Dataset excerpt:

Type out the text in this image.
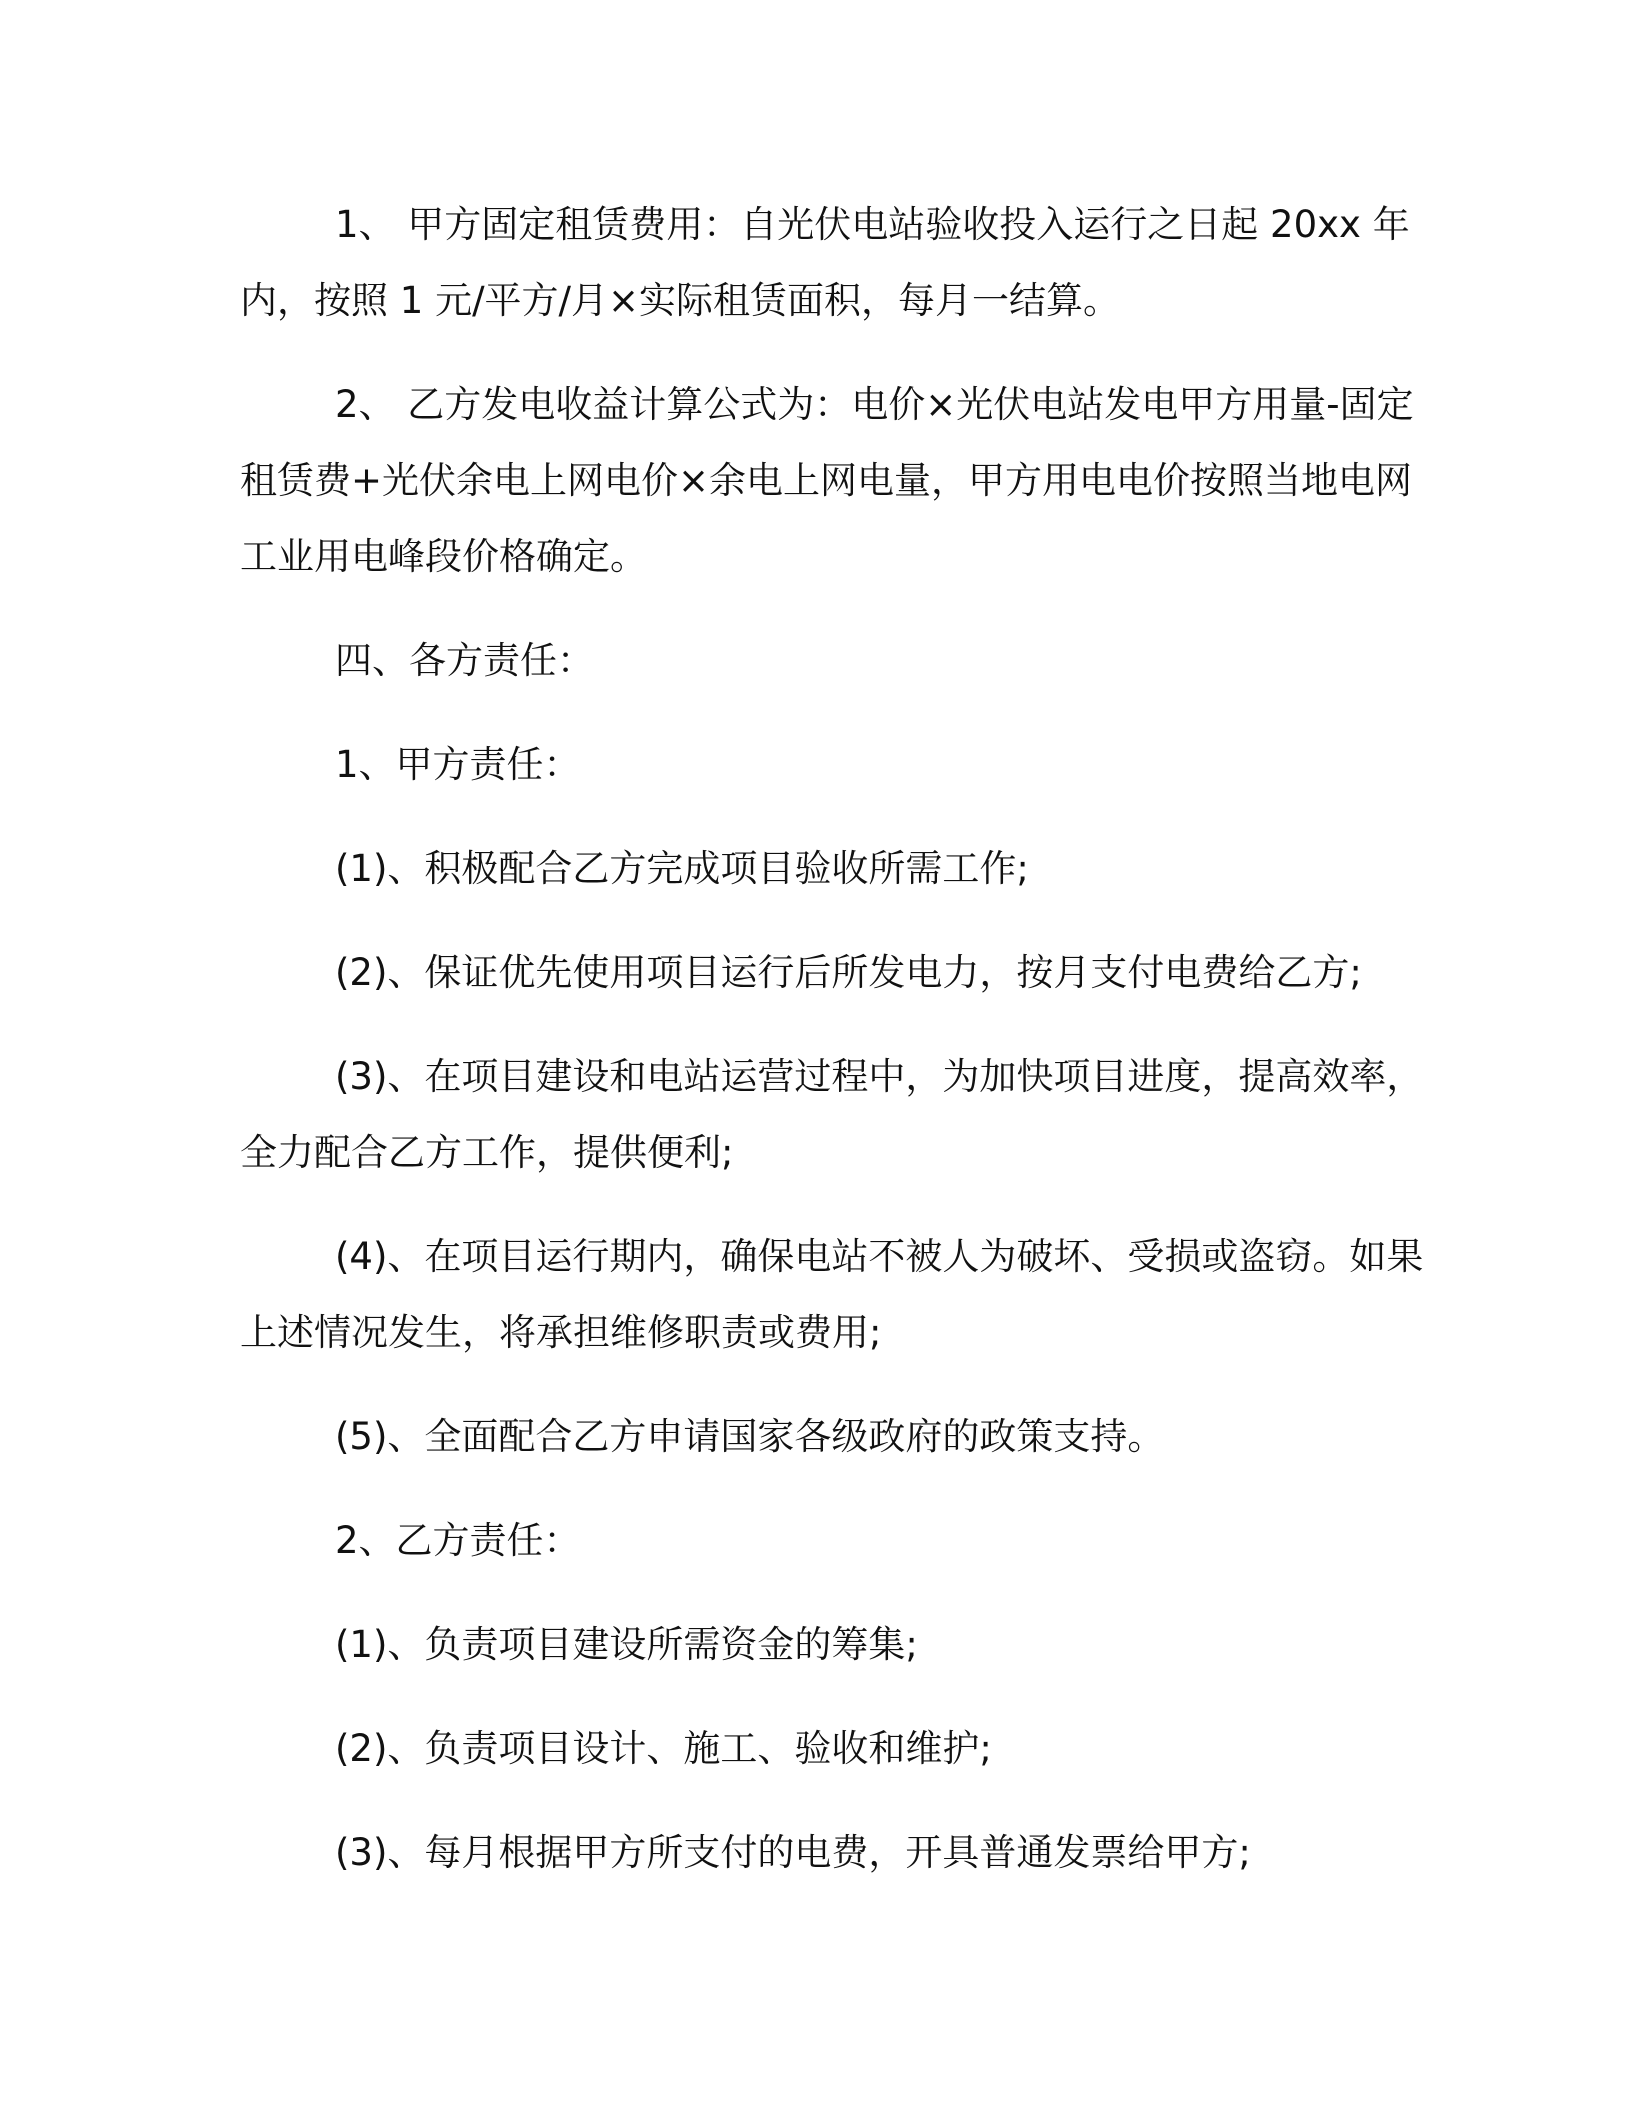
1、 甲方固定租赁费用：自光伏电站验收投入运行之日起 20xx 年内，按照 1 元/平方/月×实际租赁面积，每月一结算。

2、 乙方发电收益计算公式为：电价×光伏电站发电甲方用量-固定租赁费+光伏余电上网电价×余电上网电量，甲方用电电价按照当地电网工业用电峰段价格确定。

四、各方责任：

1、甲方责任：

(1)、积极配合乙方完成项目验收所需工作;

(2)、保证优先使用项目运行后所发电力，按月支付电费给乙方;

(3)、在项目建设和电站运营过程中，为加快项目进度，提高效率，全力配合乙方工作，提供便利;

(4)、在项目运行期内，确保电站不被人为破坏、受损或盗窃。如果上述情况发生，将承担维修职责或费用;

(5)、全面配合乙方申请国家各级政府的政策支持。

2、乙方责任：

(1)、负责项目建设所需资金的筹集;

(2)、负责项目设计、施工、验收和维护;

(3)、每月根据甲方所支付的电费，开具普通发票给甲方;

REQUIRED TASK: Repeat the records in full, exactly as they appear, without the pictures.

WORKED ANSWER:
Type out the text in this image.
1、 甲方固定租赁费用：自光伏电站验收投入运行之日起 20xx 年内，按照 1 元/平方/月×实际租赁面积，每月一结算。

2、 乙方发电收益计算公式为：电价×光伏电站发电甲方用量-固定租赁费+光伏余电上网电价×余电上网电量，甲方用电电价按照当地电网工业用电峰段价格确定。

四、各方责任：

1、甲方责任：

(1)、积极配合乙方完成项目验收所需工作;

(2)、保证优先使用项目运行后所发电力，按月支付电费给乙方;

(3)、在项目建设和电站运营过程中，为加快项目进度，提高效率，全力配合乙方工作，提供便利;

(4)、在项目运行期内，确保电站不被人为破坏、受损或盗窃。如果上述情况发生，将承担维修职责或费用;

(5)、全面配合乙方申请国家各级政府的政策支持。

2、乙方责任：

(1)、负责项目建设所需资金的筹集;

(2)、负责项目设计、施工、验收和维护;

(3)、每月根据甲方所支付的电费，开具普通发票给甲方;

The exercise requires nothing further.